start
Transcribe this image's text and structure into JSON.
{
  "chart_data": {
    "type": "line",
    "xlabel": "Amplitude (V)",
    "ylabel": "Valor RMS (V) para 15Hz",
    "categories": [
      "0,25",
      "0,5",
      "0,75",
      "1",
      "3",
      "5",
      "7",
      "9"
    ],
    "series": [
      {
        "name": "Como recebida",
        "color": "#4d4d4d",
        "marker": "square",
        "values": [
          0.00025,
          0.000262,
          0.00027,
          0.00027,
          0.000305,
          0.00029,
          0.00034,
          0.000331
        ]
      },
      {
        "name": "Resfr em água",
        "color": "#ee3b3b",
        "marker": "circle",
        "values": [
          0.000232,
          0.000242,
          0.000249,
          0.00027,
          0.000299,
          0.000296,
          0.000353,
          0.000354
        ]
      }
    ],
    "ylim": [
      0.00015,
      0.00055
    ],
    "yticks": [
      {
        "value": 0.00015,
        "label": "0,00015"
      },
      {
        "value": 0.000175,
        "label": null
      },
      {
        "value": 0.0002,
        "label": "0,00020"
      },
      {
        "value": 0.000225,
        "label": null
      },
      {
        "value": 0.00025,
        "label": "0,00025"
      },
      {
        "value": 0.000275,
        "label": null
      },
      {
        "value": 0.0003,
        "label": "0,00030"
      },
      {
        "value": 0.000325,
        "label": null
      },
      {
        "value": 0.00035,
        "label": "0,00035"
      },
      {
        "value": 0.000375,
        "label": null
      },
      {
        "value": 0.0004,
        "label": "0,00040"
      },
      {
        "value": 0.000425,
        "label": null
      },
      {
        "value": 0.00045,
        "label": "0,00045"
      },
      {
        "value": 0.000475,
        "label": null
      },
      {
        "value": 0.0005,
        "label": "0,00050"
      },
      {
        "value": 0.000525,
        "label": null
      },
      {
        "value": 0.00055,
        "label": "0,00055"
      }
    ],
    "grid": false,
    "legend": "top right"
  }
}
end
> Your objective:
Copy all lines from the material that include "name".

> Response for this exercise:
        "name": "Como recebida",
        "name": "Resfr em água",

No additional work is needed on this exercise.